§ **STATED EXERCISE**:
The line containing "Enumerate this screenshot's" marks the start; extract exactly from it through the last line of the entries, and omit any pictures.

(Stored items)
--------------------------------------------------
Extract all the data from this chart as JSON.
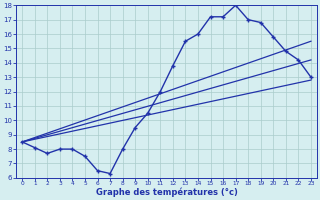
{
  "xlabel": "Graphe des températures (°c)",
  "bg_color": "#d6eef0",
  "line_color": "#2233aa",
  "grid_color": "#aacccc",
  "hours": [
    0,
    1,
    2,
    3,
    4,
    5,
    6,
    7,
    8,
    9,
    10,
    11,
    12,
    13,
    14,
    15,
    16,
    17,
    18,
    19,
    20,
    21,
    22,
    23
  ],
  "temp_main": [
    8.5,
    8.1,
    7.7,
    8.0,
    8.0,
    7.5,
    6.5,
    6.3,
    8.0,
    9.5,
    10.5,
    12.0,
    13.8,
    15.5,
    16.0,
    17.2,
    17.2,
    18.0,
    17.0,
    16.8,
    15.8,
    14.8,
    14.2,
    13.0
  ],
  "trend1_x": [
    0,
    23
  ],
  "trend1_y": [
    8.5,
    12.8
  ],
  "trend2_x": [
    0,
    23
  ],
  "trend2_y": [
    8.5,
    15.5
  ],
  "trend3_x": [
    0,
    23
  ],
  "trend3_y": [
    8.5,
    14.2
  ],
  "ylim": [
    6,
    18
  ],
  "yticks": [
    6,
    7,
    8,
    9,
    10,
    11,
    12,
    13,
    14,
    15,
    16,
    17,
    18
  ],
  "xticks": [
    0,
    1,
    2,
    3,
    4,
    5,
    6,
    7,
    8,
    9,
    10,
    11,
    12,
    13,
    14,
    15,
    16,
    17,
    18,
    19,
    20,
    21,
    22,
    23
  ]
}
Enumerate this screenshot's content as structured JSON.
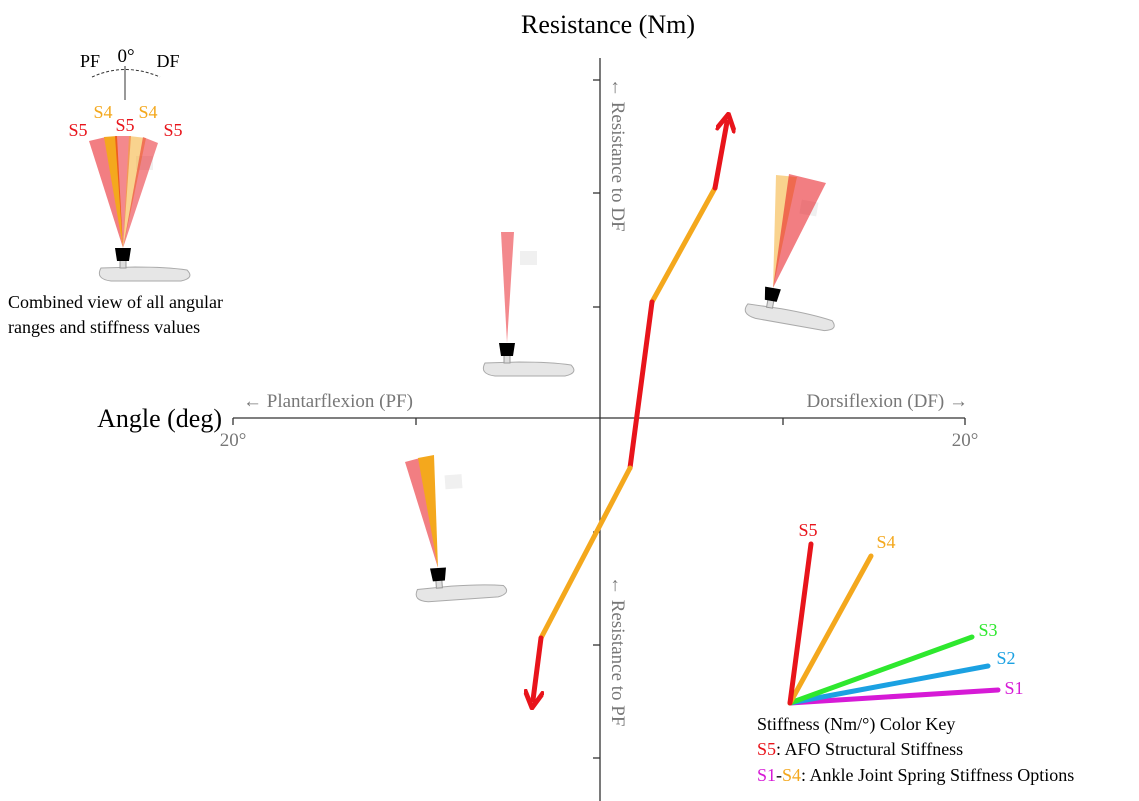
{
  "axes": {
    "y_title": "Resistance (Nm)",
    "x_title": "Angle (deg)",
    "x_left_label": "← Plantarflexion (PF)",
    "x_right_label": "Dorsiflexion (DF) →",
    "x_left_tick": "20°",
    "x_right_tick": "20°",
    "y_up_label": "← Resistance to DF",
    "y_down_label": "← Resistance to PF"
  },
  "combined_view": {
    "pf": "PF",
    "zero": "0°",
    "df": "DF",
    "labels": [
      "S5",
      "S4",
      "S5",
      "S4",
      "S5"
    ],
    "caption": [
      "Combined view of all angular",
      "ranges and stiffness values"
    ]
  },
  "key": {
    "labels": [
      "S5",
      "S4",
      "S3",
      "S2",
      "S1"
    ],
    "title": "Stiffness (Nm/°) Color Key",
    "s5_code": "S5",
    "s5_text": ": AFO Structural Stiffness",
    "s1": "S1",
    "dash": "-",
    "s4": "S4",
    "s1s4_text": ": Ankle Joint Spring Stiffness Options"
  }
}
--------------------------------------------------
§ **ANSWER TO THE EXERCISE**:
Enumerate this screenshot's content as structured JSON.
{
  "axes": {
    "y_title": "Resistance (Nm)",
    "x_title": "Angle (deg)",
    "x_left_label": "← Plantarflexion (PF)",
    "x_right_label": "Dorsiflexion (DF) →",
    "x_left_tick": "20°",
    "x_right_tick": "20°",
    "y_up_label": "← Resistance to DF",
    "y_down_label": "← Resistance to PF"
  },
  "combined_view": {
    "pf": "PF",
    "zero": "0°",
    "df": "DF",
    "labels": [
      "S5",
      "S4",
      "S5",
      "S4",
      "S5"
    ],
    "caption": [
      "Combined view of all angular",
      "ranges and stiffness values"
    ]
  },
  "key": {
    "labels": [
      "S5",
      "S4",
      "S3",
      "S2",
      "S1"
    ],
    "title": "Stiffness (Nm/°) Color Key",
    "s5_code": "S5",
    "s5_text": ": AFO Structural Stiffness",
    "s1": "S1",
    "dash": "-",
    "s4": "S4",
    "s1s4_text": ": Ankle Joint Spring Stiffness Options"
  }
}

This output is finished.